Records
• • • •

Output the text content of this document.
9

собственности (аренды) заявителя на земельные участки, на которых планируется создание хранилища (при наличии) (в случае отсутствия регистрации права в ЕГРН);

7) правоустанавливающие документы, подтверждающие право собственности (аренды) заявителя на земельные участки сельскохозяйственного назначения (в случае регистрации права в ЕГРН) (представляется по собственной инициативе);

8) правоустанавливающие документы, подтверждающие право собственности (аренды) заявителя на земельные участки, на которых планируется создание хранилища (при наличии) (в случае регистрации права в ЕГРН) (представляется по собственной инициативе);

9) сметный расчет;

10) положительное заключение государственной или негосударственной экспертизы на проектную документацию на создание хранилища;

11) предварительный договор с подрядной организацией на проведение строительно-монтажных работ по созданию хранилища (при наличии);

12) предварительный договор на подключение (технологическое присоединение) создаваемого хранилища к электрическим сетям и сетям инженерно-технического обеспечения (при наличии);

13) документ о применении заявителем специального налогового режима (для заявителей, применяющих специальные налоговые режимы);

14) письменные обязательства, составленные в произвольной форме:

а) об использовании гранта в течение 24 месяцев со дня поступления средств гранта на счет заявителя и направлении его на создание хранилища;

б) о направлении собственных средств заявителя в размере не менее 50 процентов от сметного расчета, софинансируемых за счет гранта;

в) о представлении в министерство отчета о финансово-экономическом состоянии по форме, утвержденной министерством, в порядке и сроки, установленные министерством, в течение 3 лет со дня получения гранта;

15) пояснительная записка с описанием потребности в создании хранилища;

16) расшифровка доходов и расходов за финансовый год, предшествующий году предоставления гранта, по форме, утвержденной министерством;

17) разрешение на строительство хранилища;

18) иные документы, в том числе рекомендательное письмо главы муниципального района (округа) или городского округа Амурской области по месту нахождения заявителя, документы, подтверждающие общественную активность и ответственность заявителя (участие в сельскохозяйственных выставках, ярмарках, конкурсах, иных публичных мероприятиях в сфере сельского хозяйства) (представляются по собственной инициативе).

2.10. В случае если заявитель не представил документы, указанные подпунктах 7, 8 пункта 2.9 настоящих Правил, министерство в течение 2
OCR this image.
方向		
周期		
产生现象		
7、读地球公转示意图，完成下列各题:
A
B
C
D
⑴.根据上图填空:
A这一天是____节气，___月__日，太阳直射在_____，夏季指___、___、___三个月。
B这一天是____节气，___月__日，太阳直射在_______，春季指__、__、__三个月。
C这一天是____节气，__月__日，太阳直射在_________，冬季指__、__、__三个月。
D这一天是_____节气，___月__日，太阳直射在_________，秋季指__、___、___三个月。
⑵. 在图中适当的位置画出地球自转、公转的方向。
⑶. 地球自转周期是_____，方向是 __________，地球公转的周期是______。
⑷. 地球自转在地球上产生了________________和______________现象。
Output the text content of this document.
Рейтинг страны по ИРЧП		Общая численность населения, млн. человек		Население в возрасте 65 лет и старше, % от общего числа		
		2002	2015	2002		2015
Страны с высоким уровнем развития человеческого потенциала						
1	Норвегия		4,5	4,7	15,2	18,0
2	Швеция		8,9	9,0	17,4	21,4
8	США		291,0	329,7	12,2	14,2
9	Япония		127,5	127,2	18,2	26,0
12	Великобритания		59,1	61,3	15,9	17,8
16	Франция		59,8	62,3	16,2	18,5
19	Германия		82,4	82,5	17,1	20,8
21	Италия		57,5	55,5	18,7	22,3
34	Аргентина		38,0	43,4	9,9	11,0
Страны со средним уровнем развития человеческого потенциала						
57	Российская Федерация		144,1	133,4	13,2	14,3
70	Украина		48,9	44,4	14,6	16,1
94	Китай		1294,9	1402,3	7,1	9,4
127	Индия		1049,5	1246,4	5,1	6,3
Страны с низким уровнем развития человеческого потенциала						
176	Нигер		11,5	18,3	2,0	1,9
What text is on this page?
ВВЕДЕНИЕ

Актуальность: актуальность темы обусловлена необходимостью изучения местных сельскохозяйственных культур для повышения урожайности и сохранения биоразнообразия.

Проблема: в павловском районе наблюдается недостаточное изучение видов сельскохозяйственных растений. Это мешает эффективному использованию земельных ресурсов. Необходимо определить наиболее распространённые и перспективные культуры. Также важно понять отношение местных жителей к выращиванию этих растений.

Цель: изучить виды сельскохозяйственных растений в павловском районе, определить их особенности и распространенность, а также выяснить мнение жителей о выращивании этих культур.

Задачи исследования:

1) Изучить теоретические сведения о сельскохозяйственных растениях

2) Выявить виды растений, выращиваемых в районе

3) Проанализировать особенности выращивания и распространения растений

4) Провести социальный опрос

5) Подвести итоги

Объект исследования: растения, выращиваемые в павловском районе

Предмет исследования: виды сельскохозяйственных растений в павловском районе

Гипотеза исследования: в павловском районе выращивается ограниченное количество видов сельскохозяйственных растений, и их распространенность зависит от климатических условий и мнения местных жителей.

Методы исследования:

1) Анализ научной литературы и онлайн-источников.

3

• • • •

# REQUIREMENT:
Every entry should be printed again exactly as written.

# RESULT OF THIS EXERCISE:
Output the text content of this document.
9

собственности (аренды) заявителя на земельные участки, на которых планируется создание хранилища (при наличии) (в случае отсутствия регистрации права в ЕГРН);

7) правоустанавливающие документы, подтверждающие право собственности (аренды) заявителя на земельные участки сельскохозяйственного назначения (в случае регистрации права в ЕГРН) (представляется по собственной инициативе);

8) правоустанавливающие документы, подтверждающие право собственности (аренды) заявителя на земельные участки, на которых планируется создание хранилища (при наличии) (в случае регистрации права в ЕГРН) (представляется по собственной инициативе);

9) сметный расчет;

10) положительное заключение государственной или негосударственной экспертизы на проектную документацию на создание хранилища;

11) предварительный договор с подрядной организацией на проведение строительно-монтажных работ по созданию хранилища (при наличии);

12) предварительный договор на подключение (технологическое присоединение) создаваемого хранилища к электрическим сетям и сетям инженерно-технического обеспечения (при наличии);

13) документ о применении заявителем специального налогового режима (для заявителей, применяющих специальные налоговые режимы);

14) письменные обязательства, составленные в произвольной форме:

а) об использовании гранта в течение 24 месяцев со дня поступления средств гранта на счет заявителя и направлении его на создание хранилища;

б) о направлении собственных средств заявителя в размере не менее 50 процентов от сметного расчета, софинансируемых за счет гранта;

в) о представлении в министерство отчета о финансово-экономическом состоянии по форме, утвержденной министерством, в порядке и сроки, установленные министерством, в течение 3 лет со дня получения гранта;

15) пояснительная записка с описанием потребности в создании хранилища;

16) расшифровка доходов и расходов за финансовый год, предшествующий году предоставления гранта, по форме, утвержденной министерством;

17) разрешение на строительство хранилища;

18) иные документы, в том числе рекомендательное письмо главы муниципального района (округа) или городского округа Амурской области по месту нахождения заявителя, документы, подтверждающие общественную активность и ответственность заявителя (участие в сельскохозяйственных выставках, ярмарках, конкурсах, иных публичных мероприятиях в сфере сельского хозяйства) (представляются по собственной инициативе).

2.10. В случае если заявитель не представил документы, указанные подпунктах 7, 8 пункта 2.9 настоящих Правил, министерство в течение 2
OCR this image.
方向		
周期		
产生现象		
7、读地球公转示意图，完成下列各题:
A
B
C
D
⑴.根据上图填空:
A这一天是____节气，___月__日，太阳直射在_____，夏季指___、___、___三个月。
B这一天是____节气，___月__日，太阳直射在_______，春季指__、__、__三个月。
C这一天是____节气，__月__日，太阳直射在_________，冬季指__、__、__三个月。
D这一天是_____节气，___月__日，太阳直射在_________，秋季指__、___、___三个月。
⑵. 在图中适当的位置画出地球自转、公转的方向。
⑶. 地球自转周期是_____，方向是 __________，地球公转的周期是______。
⑷. 地球自转在地球上产生了________________和______________现象。
Output the text content of this document.
Рейтинг страны по ИРЧП		Общая численность населения, млн. человек		Население в возрасте 65 лет и старше, % от общего числа		
		2002	2015	2002		2015
Страны с высоким уровнем развития человеческого потенциала						
1	Норвегия		4,5	4,7	15,2	18,0
2	Швеция		8,9	9,0	17,4	21,4
8	США		291,0	329,7	12,2	14,2
9	Япония		127,5	127,2	18,2	26,0
12	Великобритания		59,1	61,3	15,9	17,8
16	Франция		59,8	62,3	16,2	18,5
19	Германия		82,4	82,5	17,1	20,8
21	Италия		57,5	55,5	18,7	22,3
34	Аргентина		38,0	43,4	9,9	11,0
Страны со средним уровнем развития человеческого потенциала						
57	Российская Федерация		144,1	133,4	13,2	14,3
70	Украина		48,9	44,4	14,6	16,1
94	Китай		1294,9	1402,3	7,1	9,4
127	Индия		1049,5	1246,4	5,1	6,3
Страны с низким уровнем развития человеческого потенциала						
176	Нигер		11,5	18,3	2,0	1,9
What text is on this page?
ВВЕДЕНИЕ

Актуальность: актуальность темы обусловлена необходимостью изучения местных сельскохозяйственных культур для повышения урожайности и сохранения биоразнообразия.

Проблема: в павловском районе наблюдается недостаточное изучение видов сельскохозяйственных растений. Это мешает эффективному использованию земельных ресурсов. Необходимо определить наиболее распространённые и перспективные культуры. Также важно понять отношение местных жителей к выращиванию этих растений.

Цель: изучить виды сельскохозяйственных растений в павловском районе, определить их особенности и распространенность, а также выяснить мнение жителей о выращивании этих культур.

Задачи исследования:

1) Изучить теоретические сведения о сельскохозяйственных растениях

2) Выявить виды растений, выращиваемых в районе

3) Проанализировать особенности выращивания и распространения растений

4) Провести социальный опрос

5) Подвести итоги

Объект исследования: растения, выращиваемые в павловском районе

Предмет исследования: виды сельскохозяйственных растений в павловском районе

Гипотеза исследования: в павловском районе выращивается ограниченное количество видов сельскохозяйственных растений, и их распространенность зависит от климатических условий и мнения местных жителей.

Методы исследования:

1) Анализ научной литературы и онлайн-источников.

3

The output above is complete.